Text section:

Bacteria in the genus Vibrio, such as V. parahaemolyticus, can cause major diseases in aquatic animals, including Acute Hepatopancreatic Necrosis Disease (AHPND), White Feces Syndrome (WFS), Translucent Post-Larvae Disease (TPD), and vibriosis. These diseases result in tens of billions of baht in economic losses to the global aquaculture industry each year. When contaminated food is consumed, these bacteria can also infect humans, causing illnesses ranging from food poisoning to life-threatening septicemia. The improper use of antibiotics to control bacterial infections in aquaculture contributes to the emergence and spread of antimicrobial resistance (AMR), posing a serious threat to both animal and human health.
Vaccines and immunostimulants are promising alternatives to reduce antibiotic dependency. However, currently used inactivated whole-cell vaccines provide protection only against the specific serovar included in the formulation. They do not protect animals against outbreaks caused by other serovars or closely related species. Since pathogenic Vibrio comprise multiple species and strains, developing vaccines that provide broad protection across several pathogenic Vibrio species is essential. Moreover, injectable vaccines are difficult and costly to administer in aquaculture settings, making them impractical—particularly in low- and middle-income countries (LMICs). There is therefore a strong need for low-cost, sustainable, and easy-to-implement vaccine delivery systems.
To address this challenge, the “AlgaeVax: A Cost-Effective, Edible Microalgae Delivery Platform for a Universal Vibriosis Vaccine in Aquaculture” project, led by Dr. Warangkhana Songsungthong, in collaboration with Dr. Suparat Taengchaiyaphum and Dr. Kallaya Sritunyalucksana-Dangtip from BIOTEC, NSTDA; Dr. Ha Thanh Dong and Mr. Nguyen Tien Vinh from the Asian Institute of Technology (AIT); and Prof. Saul Purton from University College London (UCL), United Kingdom, has been awarded £70,000.00 (approximately 2,980,000 THB) in research funding from BactiVac, the Bacterial Vaccines Network, administered by the University of Birmingham, United Kingdom. The project period is from November 2025 to July 2026.

Work to complete:
**1)** Check the three statements below against the text on Vibrio vaccines. For each, answer yes or no and quote the words of the text that decide it.
(a) Inactivated whole-cell vaccines protect against serovars not included in the formulation.
(b) The project period runs from November 2025 to July 2026.
(c) The BactiVac funding is administered by University College London.
**2)** Continue the text on Vibrio vaccines from the point where it stops.

Record set:
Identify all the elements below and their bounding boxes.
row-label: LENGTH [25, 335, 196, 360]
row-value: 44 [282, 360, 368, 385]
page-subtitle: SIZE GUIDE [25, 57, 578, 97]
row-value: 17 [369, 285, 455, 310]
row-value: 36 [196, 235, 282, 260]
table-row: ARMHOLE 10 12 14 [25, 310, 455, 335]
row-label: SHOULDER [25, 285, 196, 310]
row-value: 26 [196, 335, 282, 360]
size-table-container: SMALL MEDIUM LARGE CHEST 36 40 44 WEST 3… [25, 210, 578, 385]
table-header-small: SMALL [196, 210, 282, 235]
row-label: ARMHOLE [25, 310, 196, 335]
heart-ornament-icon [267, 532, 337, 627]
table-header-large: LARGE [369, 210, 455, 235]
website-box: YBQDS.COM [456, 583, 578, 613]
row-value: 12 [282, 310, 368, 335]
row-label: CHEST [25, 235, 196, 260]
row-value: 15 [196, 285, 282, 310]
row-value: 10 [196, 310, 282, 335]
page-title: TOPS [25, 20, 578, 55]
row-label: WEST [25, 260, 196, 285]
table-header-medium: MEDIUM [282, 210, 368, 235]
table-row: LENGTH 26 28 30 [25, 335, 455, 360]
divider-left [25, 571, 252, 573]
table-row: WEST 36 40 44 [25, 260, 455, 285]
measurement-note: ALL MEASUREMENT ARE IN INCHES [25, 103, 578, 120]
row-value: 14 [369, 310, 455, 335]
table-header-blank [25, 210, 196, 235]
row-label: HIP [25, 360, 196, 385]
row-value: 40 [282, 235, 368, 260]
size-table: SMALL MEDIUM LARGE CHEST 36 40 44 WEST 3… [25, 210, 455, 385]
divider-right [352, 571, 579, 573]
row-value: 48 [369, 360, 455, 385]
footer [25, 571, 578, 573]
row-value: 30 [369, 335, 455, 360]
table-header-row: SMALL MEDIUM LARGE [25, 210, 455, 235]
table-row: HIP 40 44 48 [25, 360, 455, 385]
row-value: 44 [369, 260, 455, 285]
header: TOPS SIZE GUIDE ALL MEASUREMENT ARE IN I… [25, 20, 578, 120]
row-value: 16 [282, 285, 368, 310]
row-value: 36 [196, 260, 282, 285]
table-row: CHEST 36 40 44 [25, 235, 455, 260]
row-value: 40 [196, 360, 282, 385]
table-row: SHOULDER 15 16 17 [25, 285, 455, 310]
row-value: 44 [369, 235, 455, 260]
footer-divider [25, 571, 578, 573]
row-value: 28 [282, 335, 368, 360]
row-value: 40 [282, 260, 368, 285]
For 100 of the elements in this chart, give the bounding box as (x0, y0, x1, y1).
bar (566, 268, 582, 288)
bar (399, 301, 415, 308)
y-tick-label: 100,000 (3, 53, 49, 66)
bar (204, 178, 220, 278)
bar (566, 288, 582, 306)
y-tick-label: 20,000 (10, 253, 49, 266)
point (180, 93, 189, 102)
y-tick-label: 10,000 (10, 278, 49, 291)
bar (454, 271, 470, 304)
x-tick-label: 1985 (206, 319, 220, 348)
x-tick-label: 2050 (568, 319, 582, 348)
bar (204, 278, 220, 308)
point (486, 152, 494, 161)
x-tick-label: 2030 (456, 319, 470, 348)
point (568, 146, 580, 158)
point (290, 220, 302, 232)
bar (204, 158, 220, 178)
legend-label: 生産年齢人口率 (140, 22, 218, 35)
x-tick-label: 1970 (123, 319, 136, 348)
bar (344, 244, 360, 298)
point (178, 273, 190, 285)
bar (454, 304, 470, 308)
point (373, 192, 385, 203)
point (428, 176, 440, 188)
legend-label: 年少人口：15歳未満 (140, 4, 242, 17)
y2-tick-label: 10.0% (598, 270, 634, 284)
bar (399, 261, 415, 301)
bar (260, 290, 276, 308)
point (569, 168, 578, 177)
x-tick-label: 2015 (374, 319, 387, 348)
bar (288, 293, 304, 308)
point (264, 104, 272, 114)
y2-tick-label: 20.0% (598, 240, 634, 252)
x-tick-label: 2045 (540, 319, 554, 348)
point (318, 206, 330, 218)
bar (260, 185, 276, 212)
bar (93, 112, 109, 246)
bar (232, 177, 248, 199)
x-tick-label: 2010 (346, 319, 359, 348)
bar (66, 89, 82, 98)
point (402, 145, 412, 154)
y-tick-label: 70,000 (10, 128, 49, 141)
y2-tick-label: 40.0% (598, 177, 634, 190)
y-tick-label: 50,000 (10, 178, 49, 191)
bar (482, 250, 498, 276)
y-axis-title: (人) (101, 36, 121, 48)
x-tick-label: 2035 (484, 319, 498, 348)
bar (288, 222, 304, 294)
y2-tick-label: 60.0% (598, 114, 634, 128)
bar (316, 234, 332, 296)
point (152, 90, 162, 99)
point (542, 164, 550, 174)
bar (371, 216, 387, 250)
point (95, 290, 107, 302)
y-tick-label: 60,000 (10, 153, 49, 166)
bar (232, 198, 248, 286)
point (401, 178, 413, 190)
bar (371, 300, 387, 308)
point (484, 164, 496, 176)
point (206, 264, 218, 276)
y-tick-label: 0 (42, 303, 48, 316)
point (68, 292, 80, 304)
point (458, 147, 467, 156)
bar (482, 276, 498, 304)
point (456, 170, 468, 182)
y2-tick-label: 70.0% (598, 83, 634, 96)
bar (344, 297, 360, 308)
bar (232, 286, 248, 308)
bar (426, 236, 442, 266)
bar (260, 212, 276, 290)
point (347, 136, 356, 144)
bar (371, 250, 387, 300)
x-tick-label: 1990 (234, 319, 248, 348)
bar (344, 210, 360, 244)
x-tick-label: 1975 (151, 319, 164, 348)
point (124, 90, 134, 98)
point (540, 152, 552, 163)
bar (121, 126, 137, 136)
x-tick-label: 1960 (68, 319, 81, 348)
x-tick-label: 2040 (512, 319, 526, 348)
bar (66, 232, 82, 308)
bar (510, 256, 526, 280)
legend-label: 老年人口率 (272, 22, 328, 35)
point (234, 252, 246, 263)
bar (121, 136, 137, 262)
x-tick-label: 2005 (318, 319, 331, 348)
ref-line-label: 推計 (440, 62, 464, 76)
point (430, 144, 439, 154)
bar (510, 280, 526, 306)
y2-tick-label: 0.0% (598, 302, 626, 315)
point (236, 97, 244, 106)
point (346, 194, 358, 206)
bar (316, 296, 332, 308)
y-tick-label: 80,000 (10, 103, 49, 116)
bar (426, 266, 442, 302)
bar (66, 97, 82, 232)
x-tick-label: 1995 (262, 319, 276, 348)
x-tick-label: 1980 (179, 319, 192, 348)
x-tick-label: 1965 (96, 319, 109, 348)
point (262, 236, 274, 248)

Your responses:
**1)**
(a) No: "provide protection only against the specific serovar included in the formulation."
(b) Yes: "The project period is from November 2025 to July 2026."
(c) No: "administered by the University of Birmingham, United Kingdom."

**2)**
The AlgaeVax project aims to develop an edible vaccine that protects aquatic animals against multiple pathogenic Vibrio species using the safe (generally recognized as safe, GRAS), single-celled microalga Chlamydomonas reinhardtii as a platform to produce universal Vibrio antigens. Once the microalgae expressing these antigens—referred to as “AlgaeVax”—are obtained, they can be mixed with pellet feed to create an oral vaccine for aquaculture species. This innovation aims to deliver effective disease prevention at accessible costs, with ease of scaling to industrial levels, while reducing the risk of antimicrobial resistance in aquaculture systems.
This work was funded by BactiVac, the Bacterial Vaccines Network supported by the Medical Research Council (MRC) and the International Science Partnerships Fund. Additional support was provided by The Department of Health and Social Care as part of the Global AMR Innovation Fund (GAMRIF), a UK aid programme that supports early-stage innovative research in underfunded areas of antimicrobial resistance (AMR) research and development for the benefit of those in low- and middle-income countries (LMICs), who bear the greatest burden of AMR.
The views expressed in this publication are those of the author(s) and not necessarily those of the UK Department of Health and Social Care.